• **GIVEN PROBLEM 1**: In the forum post, what do you get when you reproduce the part starting at "After this the" and ending at "that $q < p$." with every "positive rationals" renamed to "positive rational numbers"?
• **GIVEN PROBLEM 2**:
Answer these about the forum post:
(a) What book is the poster reading?
(b) On what page of that book is it shown that p² = 2 has no rational solution?
(c) Which two equations does the poster say they cannot see how to construct?

#### PASSAGE TO READ

Show that $A = \{p\in\mathbb{ Q}^+\mid p^2<2\}$ contains no largest number and $B= \{p\in\mathbb {Q}^+\mid p^2>2\}$ contains no smallest number I was reading Principles of Mathematical Analysis - Walter Rudin. In the start (pg-11), it is shown that the equation $p^2 = 2$ is not satisfied by any rational $p$ i.e. $\sqrt{2}$ is irrational.
After this the book says:
"We now examine this situation a little more closely. Let $A$ be the set of all positive rationals $p$ such that $p^2 < 2$ and let $В$ consist of all positive rationals $p$ such that $p^2 > 2$. We shall show that $A$ contains no largest number and $В$ contains no smallest.
More explicitly, for every $p \in A$ we can find a rational $q \in A$ such that $p < q$, and for every $p \in В$ we can find a rational $q \in В$ such that $q < p$.
To do this, we associate with each rational $p > 0$ the number
$$
\begin{align}
q &= p - \frac{(p^2 - 2)}{p + 2} &(2)\\
&=\frac{2p + 2}{p + 2} &(3)\\
&\Rightarrow q^2 - 2 = \frac{2(p^2 - 2)}{(p + 2)^2} &(4)
\end{align}
$$
If $p \in A$ then $p^2 — 2 < 0$, (3) shows that $q > p$, and (4) shows that $q^2 < 2$. Thus $q \in A$. If $p \in В$ then $p^2 — 2 > 0$, (3) shows that $0 < q < p$, and (4) shows that $q^2 > 2$. Thus $q \in B$."
I am unable to follow this part, specially how we construct the equations (3) and (4). Can somebody explain?

########
#### RECORDS SUPPLIED

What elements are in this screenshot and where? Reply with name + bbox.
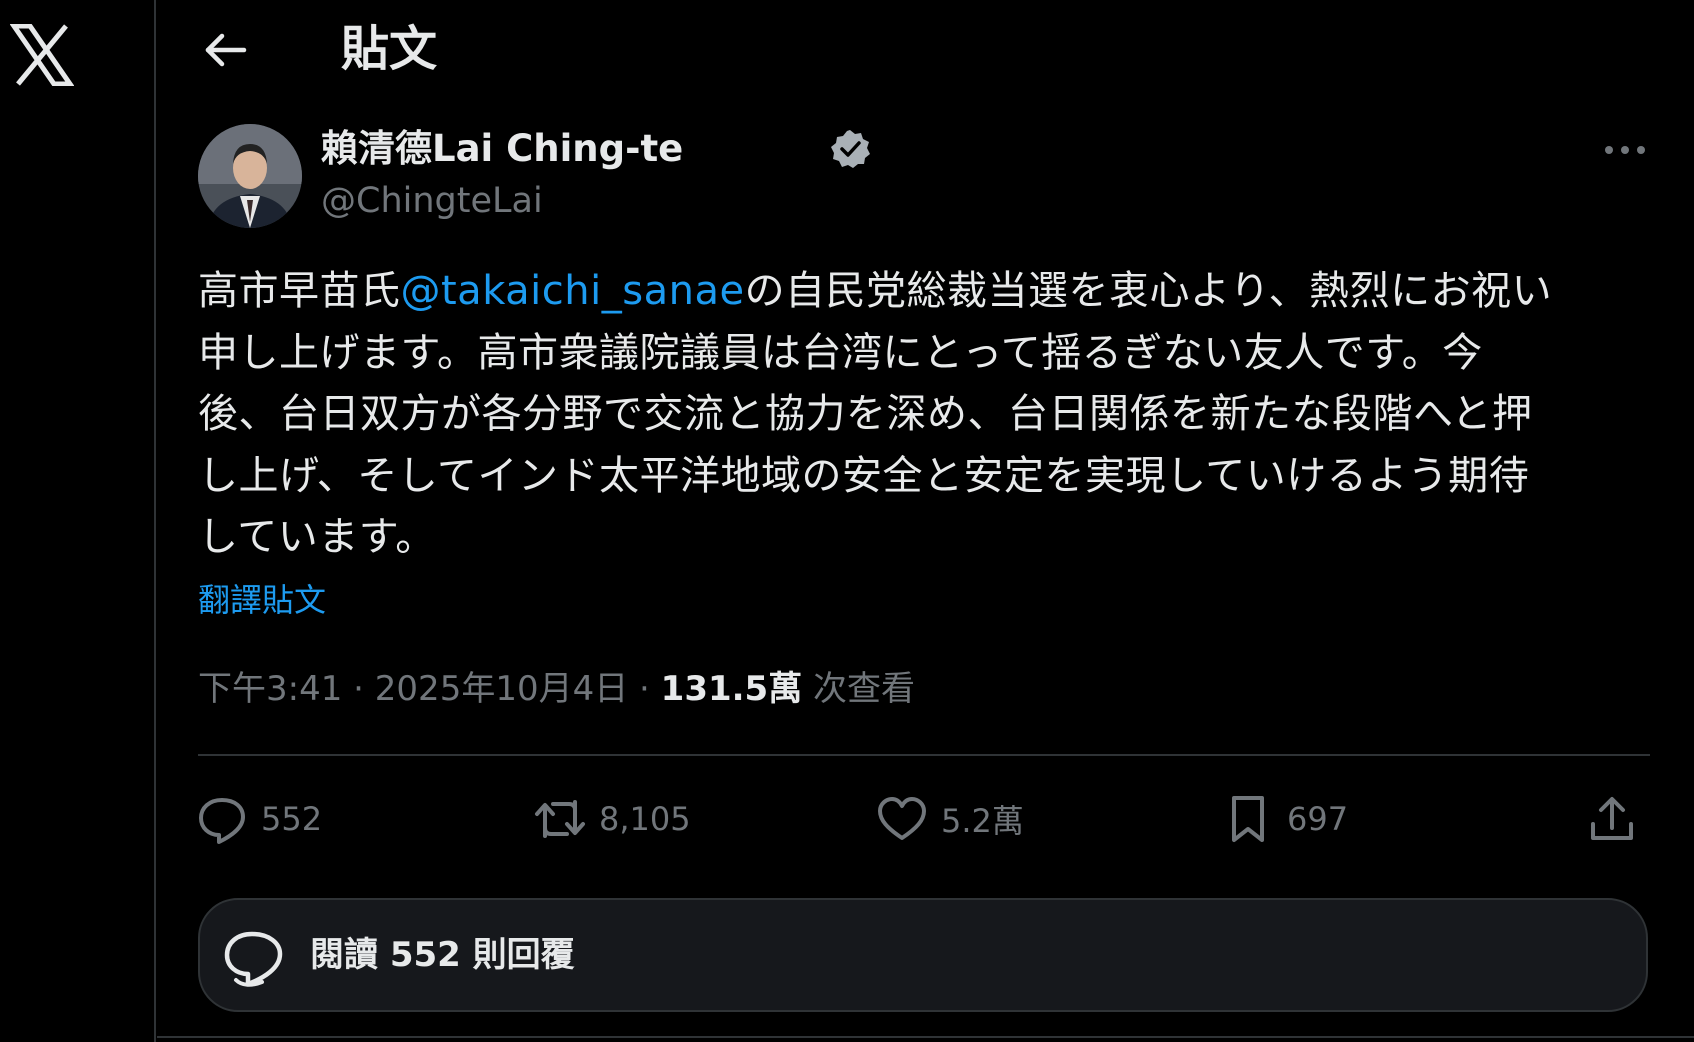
back-button[interactable] <box>200 24 252 76</box>
more-icon <box>1605 146 1645 154</box>
tweet-text: 高市早苗氏@takaichi_sanaeの自民党総裁当選を衷心より、熱烈にお祝い… <box>198 261 1648 569</box>
action-bar: 552 8,105 5.2萬 697 <box>157 780 1694 860</box>
retweet-count: 8,105 <box>599 800 691 838</box>
reply-icon <box>199 798 245 844</box>
tweet-date[interactable]: 2025年10月4日 <box>375 669 628 709</box>
bookmark-icon <box>1232 796 1264 842</box>
bookmark-count: 697 <box>1287 800 1349 838</box>
retweet-button[interactable]: 8,105 <box>533 788 691 850</box>
top-bar: 貼文 <box>157 0 1694 100</box>
tweet-text-part: 高市早苗氏 <box>198 268 401 314</box>
bookmark-button[interactable]: 697 <box>1221 788 1348 850</box>
share-icon <box>1591 797 1633 840</box>
tweet-meta: 下午3:41 · 2025年10月4日 · 131.5萬 次查看 <box>198 666 915 712</box>
share-button[interactable] <box>1585 788 1639 850</box>
views-count: 131.5萬 <box>660 669 803 709</box>
read-replies-button[interactable]: 閱讀 552 則回覆 <box>198 898 1648 1012</box>
like-count: 5.2萬 <box>941 802 1024 840</box>
divider <box>198 754 1650 756</box>
more-button[interactable] <box>1597 130 1657 170</box>
divider <box>157 1036 1694 1038</box>
x-logo-icon[interactable] <box>9 23 75 87</box>
chat-bubbles-icon <box>224 931 283 987</box>
retweet-icon <box>535 800 585 838</box>
views-label: 次查看 <box>813 669 916 709</box>
avatar[interactable] <box>198 124 302 228</box>
translate-link[interactable]: 翻譯貼文 <box>198 578 326 622</box>
reply-count: 552 <box>261 800 323 838</box>
main-column: 貼文 賴清德Lai Ching-te @ChingteLai 高市早苗氏@tak… <box>157 0 1694 1042</box>
author-name[interactable]: 賴清德Lai Ching-te <box>321 125 683 173</box>
page-title: 貼文 <box>341 21 438 77</box>
reply-button[interactable]: 552 <box>195 788 322 850</box>
page: 貼文 賴清德Lai Ching-te @ChingteLai 高市早苗氏@tak… <box>0 0 1694 1042</box>
sidebar <box>0 0 156 1042</box>
like-icon <box>878 797 926 840</box>
meta-separator: · <box>639 669 650 709</box>
read-replies-label: 閱讀 552 則回覆 <box>310 935 575 975</box>
mention-link[interactable]: @takaichi_sanae <box>401 268 745 314</box>
like-button[interactable]: 5.2萬 <box>875 788 1024 850</box>
author-handle[interactable]: @ChingteLai <box>321 178 543 224</box>
meta-separator: · <box>353 669 364 709</box>
verified-badge-icon <box>829 128 871 170</box>
back-arrow-icon <box>205 33 247 67</box>
tweet-time[interactable]: 下午3:41 <box>198 669 342 709</box>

########

• **WRITTEN REPLY 1**:
After this the book says:
"We now examine this situation a little more closely. Let $A$ be the set of all positive rational numbers $p$ such that $p^2 < 2$ and let $В$ consist of all positive rational numbers $p$ such that $p^2 > 2$. We shall show that $A$ contains no largest number and $В$ contains no smallest.
More explicitly, for every $p \in A$ we can find a rational $q \in A$ such that $p < q$, and for every $p \in В$ we can find a rational $q \in В$ such that $q < p$.

• **WRITTEN REPLY 2**:
(a) Principles of Mathematical Analysis by Walter Rudin
(b) Page 11
(c) Equations (3) and (4)